Written problem:
Write every record out again exactly as given.

Data to use:
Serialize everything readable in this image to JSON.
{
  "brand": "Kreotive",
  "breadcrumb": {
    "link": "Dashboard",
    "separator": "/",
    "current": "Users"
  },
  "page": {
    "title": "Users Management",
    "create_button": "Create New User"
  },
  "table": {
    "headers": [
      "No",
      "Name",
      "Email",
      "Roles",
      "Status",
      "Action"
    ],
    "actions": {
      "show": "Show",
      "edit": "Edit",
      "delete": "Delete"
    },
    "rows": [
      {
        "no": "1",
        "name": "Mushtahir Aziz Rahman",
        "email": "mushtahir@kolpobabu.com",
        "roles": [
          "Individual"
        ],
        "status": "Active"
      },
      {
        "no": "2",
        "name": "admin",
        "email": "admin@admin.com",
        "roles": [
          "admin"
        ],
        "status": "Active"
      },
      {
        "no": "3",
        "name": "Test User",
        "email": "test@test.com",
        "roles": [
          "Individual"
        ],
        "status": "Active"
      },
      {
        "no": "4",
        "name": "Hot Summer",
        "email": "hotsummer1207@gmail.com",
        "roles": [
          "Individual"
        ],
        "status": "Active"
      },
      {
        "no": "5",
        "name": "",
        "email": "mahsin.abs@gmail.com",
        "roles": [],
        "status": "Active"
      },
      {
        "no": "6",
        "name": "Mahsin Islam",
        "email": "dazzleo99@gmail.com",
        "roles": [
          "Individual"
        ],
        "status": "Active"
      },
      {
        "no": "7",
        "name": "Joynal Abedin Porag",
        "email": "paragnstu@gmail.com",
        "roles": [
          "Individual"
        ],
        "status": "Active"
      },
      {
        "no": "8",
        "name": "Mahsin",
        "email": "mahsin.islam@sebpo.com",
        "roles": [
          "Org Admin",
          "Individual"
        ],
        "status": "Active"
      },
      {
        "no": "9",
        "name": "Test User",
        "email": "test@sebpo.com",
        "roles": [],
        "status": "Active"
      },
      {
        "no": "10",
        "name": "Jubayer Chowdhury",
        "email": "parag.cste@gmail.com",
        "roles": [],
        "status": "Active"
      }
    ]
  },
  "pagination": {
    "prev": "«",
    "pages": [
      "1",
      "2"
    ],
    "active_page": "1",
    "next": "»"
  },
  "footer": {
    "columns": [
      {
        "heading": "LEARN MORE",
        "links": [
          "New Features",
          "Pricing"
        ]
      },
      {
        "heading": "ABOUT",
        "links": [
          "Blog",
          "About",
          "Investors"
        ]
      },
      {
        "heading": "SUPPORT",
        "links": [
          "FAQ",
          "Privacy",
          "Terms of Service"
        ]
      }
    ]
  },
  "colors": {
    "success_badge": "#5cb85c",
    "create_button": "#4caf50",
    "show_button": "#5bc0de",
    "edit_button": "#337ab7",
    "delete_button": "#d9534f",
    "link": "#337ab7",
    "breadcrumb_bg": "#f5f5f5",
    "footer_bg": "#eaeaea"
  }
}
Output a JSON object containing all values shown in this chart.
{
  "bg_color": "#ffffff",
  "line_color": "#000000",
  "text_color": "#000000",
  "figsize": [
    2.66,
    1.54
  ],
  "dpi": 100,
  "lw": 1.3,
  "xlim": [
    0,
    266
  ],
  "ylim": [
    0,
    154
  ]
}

Response to the task:
Serialize everything readable in this image to JSON.
{
  "brand": "Kreotive",
  "breadcrumb": {
    "link": "Dashboard",
    "separator": "/",
    "current": "Users"
  },
  "page": {
    "title": "Users Management",
    "create_button": "Create New User"
  },
  "table": {
    "headers": [
      "No",
      "Name",
      "Email",
      "Roles",
      "Status",
      "Action"
    ],
    "actions": {
      "show": "Show",
      "edit": "Edit",
      "delete": "Delete"
    },
    "rows": [
      {
        "no": "1",
        "name": "Mushtahir Aziz Rahman",
        "email": "mushtahir@kolpobabu.com",
        "roles": [
          "Individual"
        ],
        "status": "Active"
      },
      {
        "no": "2",
        "name": "admin",
        "email": "admin@admin.com",
        "roles": [
          "admin"
        ],
        "status": "Active"
      },
      {
        "no": "3",
        "name": "Test User",
        "email": "test@test.com",
        "roles": [
          "Individual"
        ],
        "status": "Active"
      },
      {
        "no": "4",
        "name": "Hot Summer",
        "email": "hotsummer1207@gmail.com",
        "roles": [
          "Individual"
        ],
        "status": "Active"
      },
      {
        "no": "5",
        "name": "",
        "email": "mahsin.abs@gmail.com",
        "roles": [],
        "status": "Active"
      },
      {
        "no": "6",
        "name": "Mahsin Islam",
        "email": "dazzleo99@gmail.com",
        "roles": [
          "Individual"
        ],
        "status": "Active"
      },
      {
        "no": "7",
        "name": "Joynal Abedin Porag",
        "email": "paragnstu@gmail.com",
        "roles": [
          "Individual"
        ],
        "status": "Active"
      },
      {
        "no": "8",
        "name": "Mahsin",
        "email": "mahsin.islam@sebpo.com",
        "roles": [
          "Org Admin",
          "Individual"
        ],
        "status": "Active"
      },
      {
        "no": "9",
        "name": "Test User",
        "email": "test@sebpo.com",
        "roles": [],
        "status": "Active"
      },
      {
        "no": "10",
        "name": "Jubayer Chowdhury",
        "email": "parag.cste@gmail.com",
        "roles": [],
        "status": "Active"
      }
    ]
  },
  "pagination": {
    "prev": "«",
    "pages": [
      "1",
      "2"
    ],
    "active_page": "1",
    "next": "»"
  },
  "footer": {
    "columns": [
      {
        "heading": "LEARN MORE",
        "links": [
          "New Features",
          "Pricing"
        ]
      },
      {
        "heading": "ABOUT",
        "links": [
          "Blog",
          "About",
          "Investors"
        ]
      },
      {
        "heading": "SUPPORT",
        "links": [
          "FAQ",
          "Privacy",
          "Terms of Service"
        ]
      }
    ]
  },
  "colors": {
    "success_badge": "#5cb85c",
    "create_button": "#4caf50",
    "show_button": "#5bc0de",
    "edit_button": "#337ab7",
    "delete_button": "#d9534f",
    "link": "#337ab7",
    "breadcrumb_bg": "#f5f5f5",
    "footer_bg": "#eaeaea"
  }
}
Output a JSON object containing all values shown in this chart.
{
  "bg_color": "#ffffff",
  "line_color": "#000000",
  "text_color": "#000000",
  "figsize": [
    2.66,
    1.54
  ],
  "dpi": 100,
  "lw": 1.3,
  "xlim": [
    0,
    266
  ],
  "ylim": [
    0,
    154
  ]
}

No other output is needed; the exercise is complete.